EXERCISE AIM: Print every entry word for word, but omit the pictures.

EXTRACTED ENTRIES:
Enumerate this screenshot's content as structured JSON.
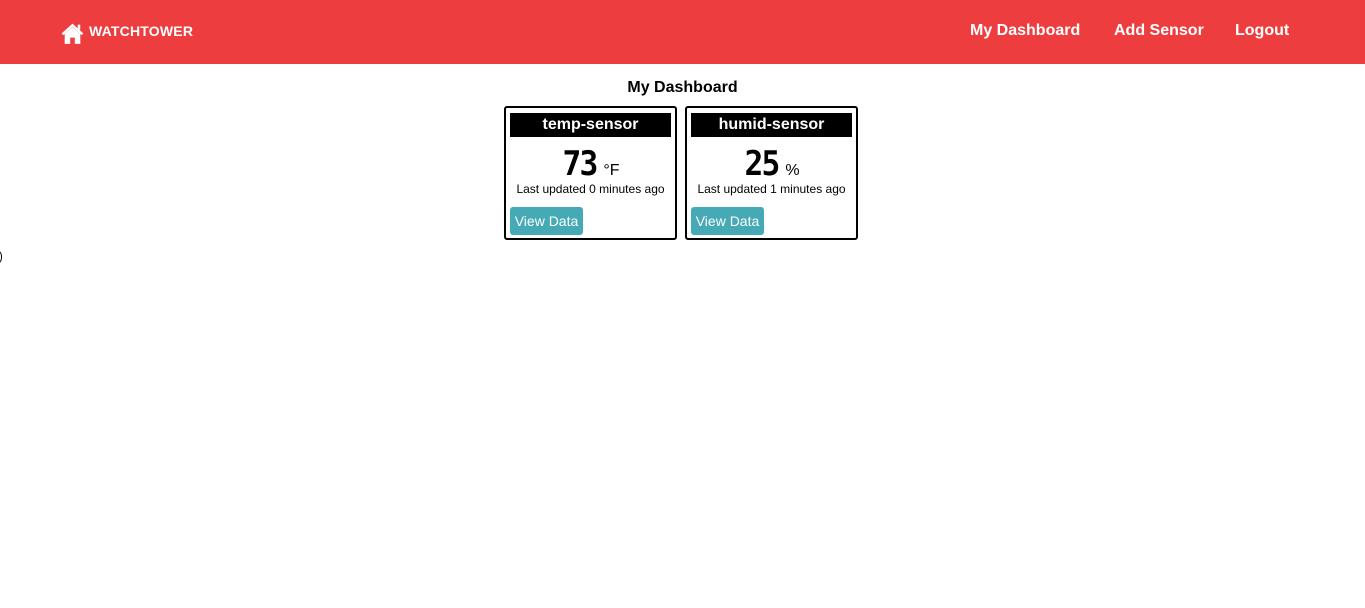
{
  "navbar": {
    "brand": "WATCHTOWER",
    "brand_icon": "home-icon",
    "background": "#ee3d3f",
    "links": [
      "My Dashboard",
      "Add Sensor",
      "Logout"
    ]
  },
  "page": {
    "title": "My Dashboard"
  },
  "sensors": [
    {
      "name": "temp-sensor",
      "value": "73",
      "unit": "°F",
      "updated": "Last updated 0 minutes ago",
      "button": "View Data"
    },
    {
      "name": "humid-sensor",
      "value": "25",
      "unit": "%",
      "updated": "Last updated 1 minutes ago",
      "button": "View Data"
    }
  ],
  "colors": {
    "button": "#45a9b6",
    "card_header": "#000000"
  }
}
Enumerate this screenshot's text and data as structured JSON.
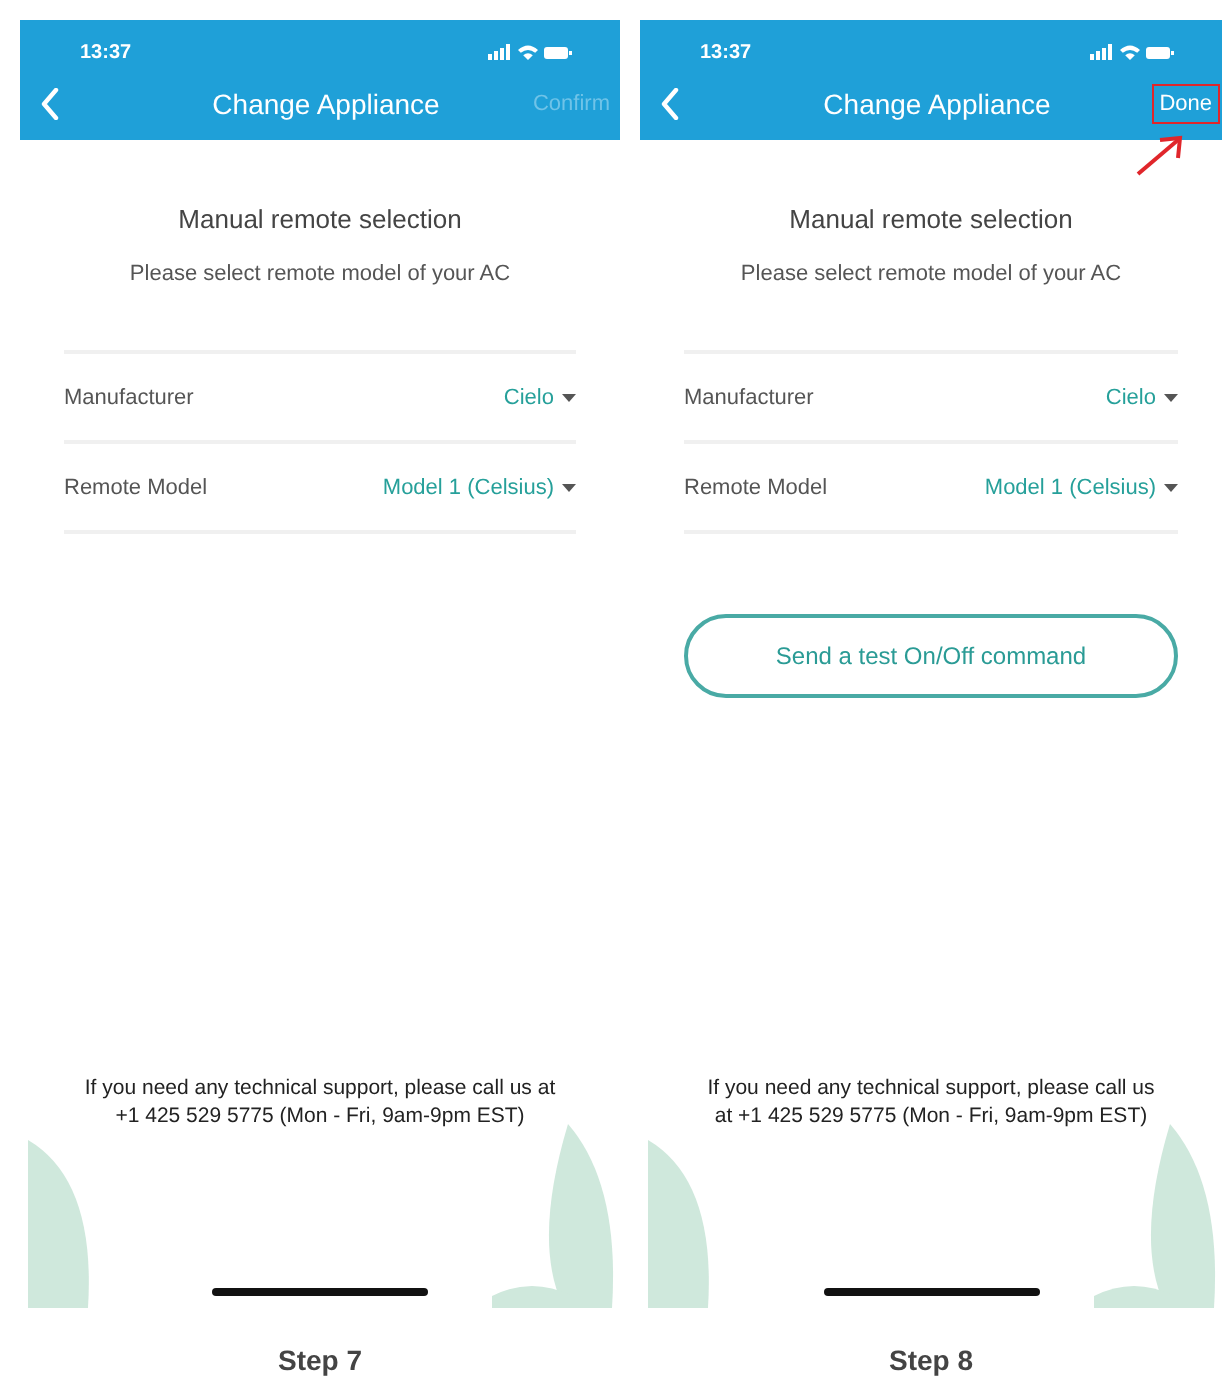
{
  "screens": [
    {
      "status_bar": {
        "time": "13:37"
      },
      "header": {
        "title": "Change Appliance",
        "action": {
          "label": "Confirm",
          "disabled": true,
          "highlighted": false
        }
      },
      "heading": "Manual remote selection",
      "subheading": "Please select remote model of your AC",
      "fields": [
        {
          "label": "Manufacturer",
          "value": "Cielo"
        },
        {
          "label": "Remote Model",
          "value": "Model 1 (Celsius)"
        }
      ],
      "support_text": "If you need any technical support, please call us at +1 425 529 5775 (Mon - Fri, 9am-9pm EST)",
      "step_label": "Step 7"
    },
    {
      "status_bar": {
        "time": "13:37"
      },
      "header": {
        "title": "Change Appliance",
        "action": {
          "label": "Done",
          "disabled": false,
          "highlighted": true
        }
      },
      "heading": "Manual remote selection",
      "subheading": "Please select remote model of your AC",
      "fields": [
        {
          "label": "Manufacturer",
          "value": "Cielo"
        },
        {
          "label": "Remote Model",
          "value": "Model 1 (Celsius)"
        }
      ],
      "test_button": "Send a test On/Off command",
      "support_text": "If you need any technical support, please call us at +1 425 529 5775 (Mon - Fri, 9am-9pm EST)",
      "step_label": "Step 8"
    }
  ]
}
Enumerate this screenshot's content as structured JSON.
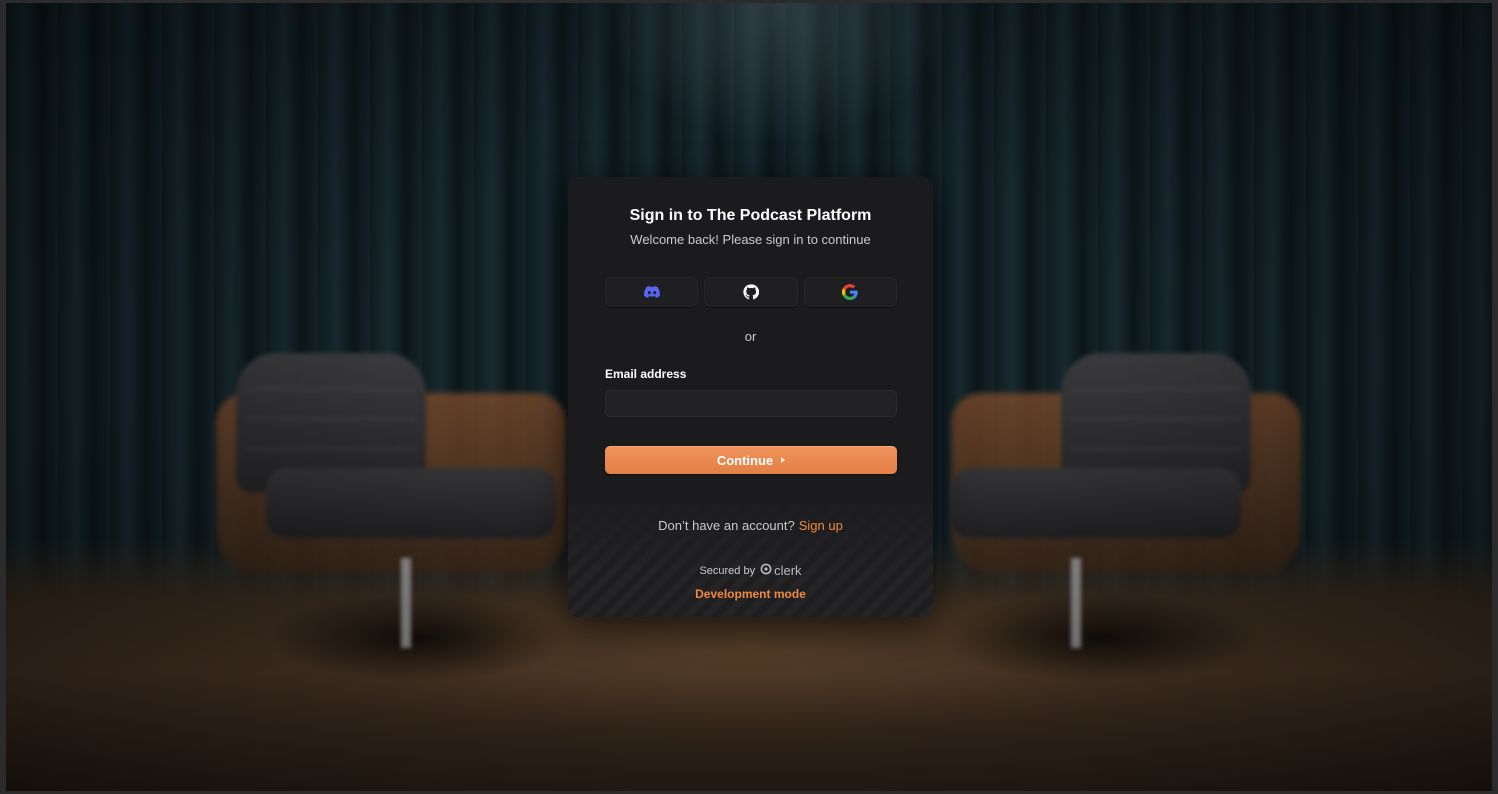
{
  "background": {
    "description_icon": "podcast-studio-background"
  },
  "card": {
    "title": "Sign in to The Podcast Platform",
    "subtitle": "Welcome back! Please sign in to continue",
    "social_buttons": [
      {
        "provider": "Discord",
        "icon": "discord-icon"
      },
      {
        "provider": "GitHub",
        "icon": "github-icon"
      },
      {
        "provider": "Google",
        "icon": "google-icon"
      }
    ],
    "divider_text": "or",
    "email_label": "Email address",
    "email_value": "",
    "email_placeholder": "",
    "continue_label": "Continue",
    "signup_prompt": "Don’t have an account?",
    "signup_link": "Sign up",
    "secured_by": "Secured by",
    "clerk_brand": "clerk",
    "dev_mode": "Development mode"
  },
  "colors": {
    "accent": "#e8874c",
    "link": "#f0893f",
    "card_bg": "#1b1b1d",
    "discord": "#5865f2"
  }
}
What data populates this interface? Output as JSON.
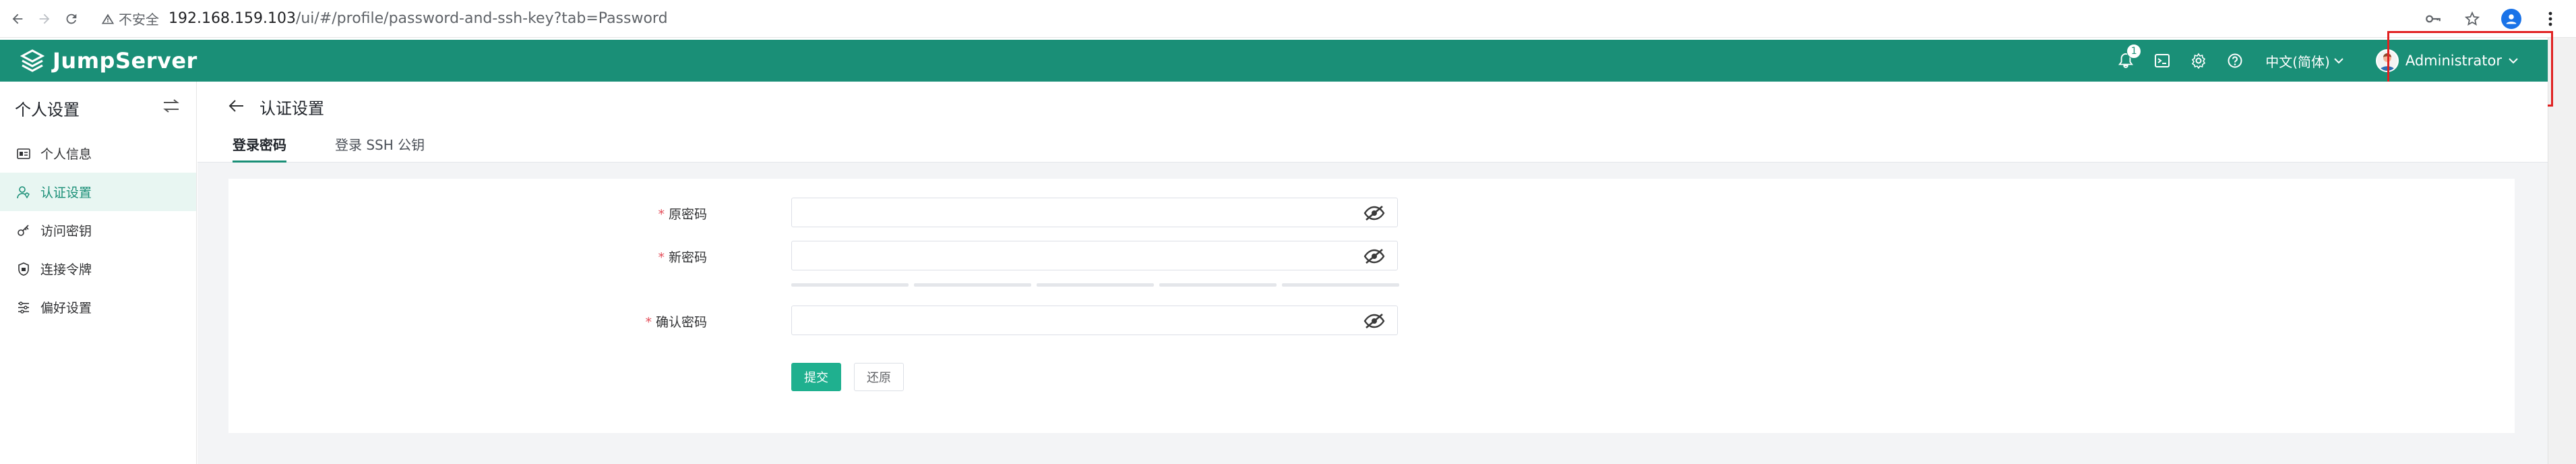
{
  "browser": {
    "insecure_label": "不安全",
    "url_host": "192.168.159.103",
    "url_path": "/ui/#/profile/password-and-ssh-key?tab=Password"
  },
  "header": {
    "logo_text": "JumpServer",
    "notification_count": "1",
    "language": "中文(简体)",
    "username": "Administrator",
    "brand_color": "#1a8f77"
  },
  "sidebar": {
    "title": "个人设置",
    "items": [
      {
        "label": "个人信息",
        "icon": "id-card-icon"
      },
      {
        "label": "认证设置",
        "icon": "user-shield-icon",
        "active": true
      },
      {
        "label": "访问密钥",
        "icon": "key-icon"
      },
      {
        "label": "连接令牌",
        "icon": "token-icon"
      },
      {
        "label": "偏好设置",
        "icon": "sliders-icon"
      }
    ]
  },
  "main": {
    "page_title": "认证设置",
    "tabs": [
      {
        "label": "登录密码",
        "active": true
      },
      {
        "label": "登录 SSH 公钥",
        "active": false
      }
    ],
    "form": {
      "old_password_label": "原密码",
      "new_password_label": "新密码",
      "confirm_password_label": "确认密码",
      "required_mark": "*",
      "submit_label": "提交",
      "reset_label": "还原"
    }
  }
}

ANSWER TO THE TASK:
Enumerate this screenshot's content as structured JSON.
{
  "navbar": {
    "brand": "WATCHTOWER",
    "brand_icon": "home-icon",
    "background": "#ee3d3f",
    "links": [
      "My Dashboard",
      "Add Sensor",
      "Logout"
    ]
  },
  "page": {
    "title": "My Dashboard"
  },
  "sensors": [
    {
      "name": "temp-sensor",
      "value": "73",
      "unit": "°F",
      "updated": "Last updated 0 minutes ago",
      "button": "View Data"
    },
    {
      "name": "humid-sensor",
      "value": "25",
      "unit": "%",
      "updated": "Last updated 1 minutes ago",
      "button": "View Data"
    }
  ],
  "colors": {
    "button": "#45a9b6",
    "card_header": "#000000"
  }
}
Enumerate this screenshot's text and data as structured JSON.
{
  "screens": [
    {
      "status_bar": {
        "time": "13:37"
      },
      "header": {
        "title": "Change Appliance",
        "action": {
          "label": "Confirm",
          "disabled": true,
          "highlighted": false
        }
      },
      "heading": "Manual remote selection",
      "subheading": "Please select remote model of your AC",
      "fields": [
        {
          "label": "Manufacturer",
          "value": "Cielo"
        },
        {
          "label": "Remote Model",
          "value": "Model 1 (Celsius)"
        }
      ],
      "support_text": "If you need any technical support, please call us at +1 425 529 5775 (Mon - Fri, 9am-9pm EST)",
      "step_label": "Step 7"
    },
    {
      "status_bar": {
        "time": "13:37"
      },
      "header": {
        "title": "Change Appliance",
        "action": {
          "label": "Done",
          "disabled": false,
          "highlighted": true
        }
      },
      "heading": "Manual remote selection",
      "subheading": "Please select remote model of your AC",
      "fields": [
        {
          "label": "Manufacturer",
          "value": "Cielo"
        },
        {
          "label": "Remote Model",
          "value": "Model 1 (Celsius)"
        }
      ],
      "test_button": "Send a test On/Off command",
      "support_text": "If you need any technical support, please call us at +1 425 529 5775 (Mon - Fri, 9am-9pm EST)",
      "step_label": "Step 8"
    }
  ]
}
Enumerate this screenshot's content as structured JSON.
{
  "background": {
    "description_icon": "podcast-studio-background"
  },
  "card": {
    "title": "Sign in to The Podcast Platform",
    "subtitle": "Welcome back! Please sign in to continue",
    "social_buttons": [
      {
        "provider": "Discord",
        "icon": "discord-icon"
      },
      {
        "provider": "GitHub",
        "icon": "github-icon"
      },
      {
        "provider": "Google",
        "icon": "google-icon"
      }
    ],
    "divider_text": "or",
    "email_label": "Email address",
    "email_value": "",
    "email_placeholder": "",
    "continue_label": "Continue",
    "signup_prompt": "Don’t have an account?",
    "signup_link": "Sign up",
    "secured_by": "Secured by",
    "clerk_brand": "clerk",
    "dev_mode": "Development mode"
  },
  "colors": {
    "accent": "#e8874c",
    "link": "#f0893f",
    "card_bg": "#1b1b1d",
    "discord": "#5865f2"
  }
}
What data populates this interface? Output as JSON.
{
  "browser": {
    "insecure_label": "不安全",
    "url_host": "192.168.159.103",
    "url_path": "/ui/#/profile/password-and-ssh-key?tab=Password"
  },
  "header": {
    "logo_text": "JumpServer",
    "notification_count": "1",
    "language": "中文(简体)",
    "username": "Administrator",
    "brand_color": "#1a8f77"
  },
  "sidebar": {
    "title": "个人设置",
    "items": [
      {
        "label": "个人信息",
        "icon": "id-card-icon"
      },
      {
        "label": "认证设置",
        "icon": "user-shield-icon",
        "active": true
      },
      {
        "label": "访问密钥",
        "icon": "key-icon"
      },
      {
        "label": "连接令牌",
        "icon": "token-icon"
      },
      {
        "label": "偏好设置",
        "icon": "sliders-icon"
      }
    ]
  },
  "main": {
    "page_title": "认证设置",
    "tabs": [
      {
        "label": "登录密码",
        "active": true
      },
      {
        "label": "登录 SSH 公钥",
        "active": false
      }
    ],
    "form": {
      "old_password_label": "原密码",
      "new_password_label": "新密码",
      "confirm_password_label": "确认密码",
      "required_mark": "*",
      "submit_label": "提交",
      "reset_label": "还原"
    }
  }
}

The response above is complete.